### EXERCISE GOAL
Gather the lines from the material that contain "Backscatter".

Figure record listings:

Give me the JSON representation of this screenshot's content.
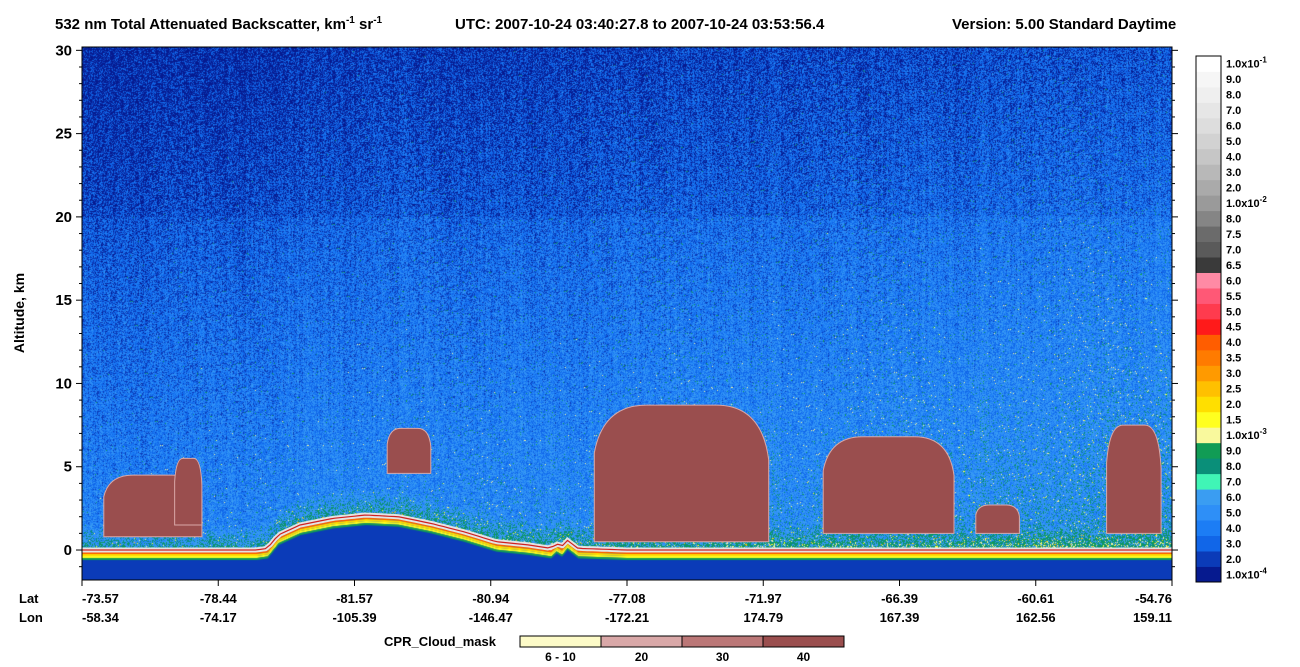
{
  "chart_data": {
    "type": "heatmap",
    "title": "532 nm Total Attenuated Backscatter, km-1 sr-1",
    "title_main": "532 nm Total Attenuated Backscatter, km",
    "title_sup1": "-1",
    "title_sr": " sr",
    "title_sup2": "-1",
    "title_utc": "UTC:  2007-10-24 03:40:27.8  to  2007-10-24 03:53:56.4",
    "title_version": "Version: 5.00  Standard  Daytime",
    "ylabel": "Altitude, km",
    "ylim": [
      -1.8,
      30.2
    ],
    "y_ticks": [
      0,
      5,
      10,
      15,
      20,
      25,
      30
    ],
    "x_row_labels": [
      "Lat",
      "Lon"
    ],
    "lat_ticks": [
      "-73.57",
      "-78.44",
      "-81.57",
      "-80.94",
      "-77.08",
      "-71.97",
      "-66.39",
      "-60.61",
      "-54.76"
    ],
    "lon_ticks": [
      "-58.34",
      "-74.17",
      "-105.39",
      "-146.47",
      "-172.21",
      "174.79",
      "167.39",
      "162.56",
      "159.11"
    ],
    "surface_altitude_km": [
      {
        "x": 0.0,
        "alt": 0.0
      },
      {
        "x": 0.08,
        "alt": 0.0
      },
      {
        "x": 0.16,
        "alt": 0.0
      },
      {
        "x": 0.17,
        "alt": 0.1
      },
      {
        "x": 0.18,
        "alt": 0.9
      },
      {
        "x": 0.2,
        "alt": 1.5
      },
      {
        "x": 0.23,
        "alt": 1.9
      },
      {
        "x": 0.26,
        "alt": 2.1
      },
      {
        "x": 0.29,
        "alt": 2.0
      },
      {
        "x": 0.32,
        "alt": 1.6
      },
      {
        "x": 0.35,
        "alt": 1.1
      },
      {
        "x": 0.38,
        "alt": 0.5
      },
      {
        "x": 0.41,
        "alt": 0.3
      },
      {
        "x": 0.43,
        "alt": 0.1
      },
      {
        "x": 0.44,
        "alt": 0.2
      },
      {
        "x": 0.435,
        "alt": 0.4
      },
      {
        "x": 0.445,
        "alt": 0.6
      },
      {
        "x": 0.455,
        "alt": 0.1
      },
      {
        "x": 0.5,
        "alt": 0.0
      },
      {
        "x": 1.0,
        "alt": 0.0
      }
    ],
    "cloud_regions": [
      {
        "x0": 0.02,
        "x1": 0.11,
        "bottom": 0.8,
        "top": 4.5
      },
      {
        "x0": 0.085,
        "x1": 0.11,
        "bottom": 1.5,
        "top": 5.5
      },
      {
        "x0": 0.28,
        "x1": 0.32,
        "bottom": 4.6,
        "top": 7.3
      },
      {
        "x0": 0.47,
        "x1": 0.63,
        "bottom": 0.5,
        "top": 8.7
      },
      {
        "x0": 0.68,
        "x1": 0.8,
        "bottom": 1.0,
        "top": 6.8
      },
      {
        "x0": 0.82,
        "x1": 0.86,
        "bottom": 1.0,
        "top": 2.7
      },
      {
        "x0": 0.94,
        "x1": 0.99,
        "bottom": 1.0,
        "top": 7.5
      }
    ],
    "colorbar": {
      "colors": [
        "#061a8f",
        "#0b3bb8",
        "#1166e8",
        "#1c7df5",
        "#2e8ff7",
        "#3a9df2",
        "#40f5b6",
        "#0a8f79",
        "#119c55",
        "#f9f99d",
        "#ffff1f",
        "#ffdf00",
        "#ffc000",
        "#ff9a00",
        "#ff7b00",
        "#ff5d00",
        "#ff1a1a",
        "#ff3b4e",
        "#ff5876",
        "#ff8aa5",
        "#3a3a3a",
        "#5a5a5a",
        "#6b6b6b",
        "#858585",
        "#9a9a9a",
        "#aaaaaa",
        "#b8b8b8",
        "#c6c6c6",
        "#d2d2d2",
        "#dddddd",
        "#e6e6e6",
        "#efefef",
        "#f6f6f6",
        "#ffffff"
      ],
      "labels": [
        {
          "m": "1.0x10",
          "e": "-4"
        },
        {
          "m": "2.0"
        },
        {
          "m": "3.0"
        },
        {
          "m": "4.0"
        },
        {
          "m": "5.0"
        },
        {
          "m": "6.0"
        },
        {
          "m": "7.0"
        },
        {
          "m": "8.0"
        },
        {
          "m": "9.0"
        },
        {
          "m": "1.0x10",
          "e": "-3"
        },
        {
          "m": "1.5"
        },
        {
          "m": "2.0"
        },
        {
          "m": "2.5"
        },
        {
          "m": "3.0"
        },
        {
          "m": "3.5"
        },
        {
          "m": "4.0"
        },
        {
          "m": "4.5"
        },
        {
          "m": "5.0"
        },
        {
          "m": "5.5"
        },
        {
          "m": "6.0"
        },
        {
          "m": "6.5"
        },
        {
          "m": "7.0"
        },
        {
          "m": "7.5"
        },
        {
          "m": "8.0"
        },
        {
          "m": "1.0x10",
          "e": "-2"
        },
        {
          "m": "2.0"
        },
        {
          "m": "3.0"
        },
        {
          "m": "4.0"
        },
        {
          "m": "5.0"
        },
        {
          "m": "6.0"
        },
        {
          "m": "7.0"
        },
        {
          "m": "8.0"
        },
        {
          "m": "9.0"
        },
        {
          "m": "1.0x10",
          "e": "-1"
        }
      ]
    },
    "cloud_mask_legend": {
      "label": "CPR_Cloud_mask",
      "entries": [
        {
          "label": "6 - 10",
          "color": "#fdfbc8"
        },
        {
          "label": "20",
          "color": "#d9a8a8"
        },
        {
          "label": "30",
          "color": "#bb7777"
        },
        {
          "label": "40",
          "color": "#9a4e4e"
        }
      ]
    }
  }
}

### RESULT OF THIS EXERCISE
    "title": "532 nm Total Attenuated Backscatter, km-1 sr-1",
    "title_main": "532 nm Total Attenuated Backscatter, km",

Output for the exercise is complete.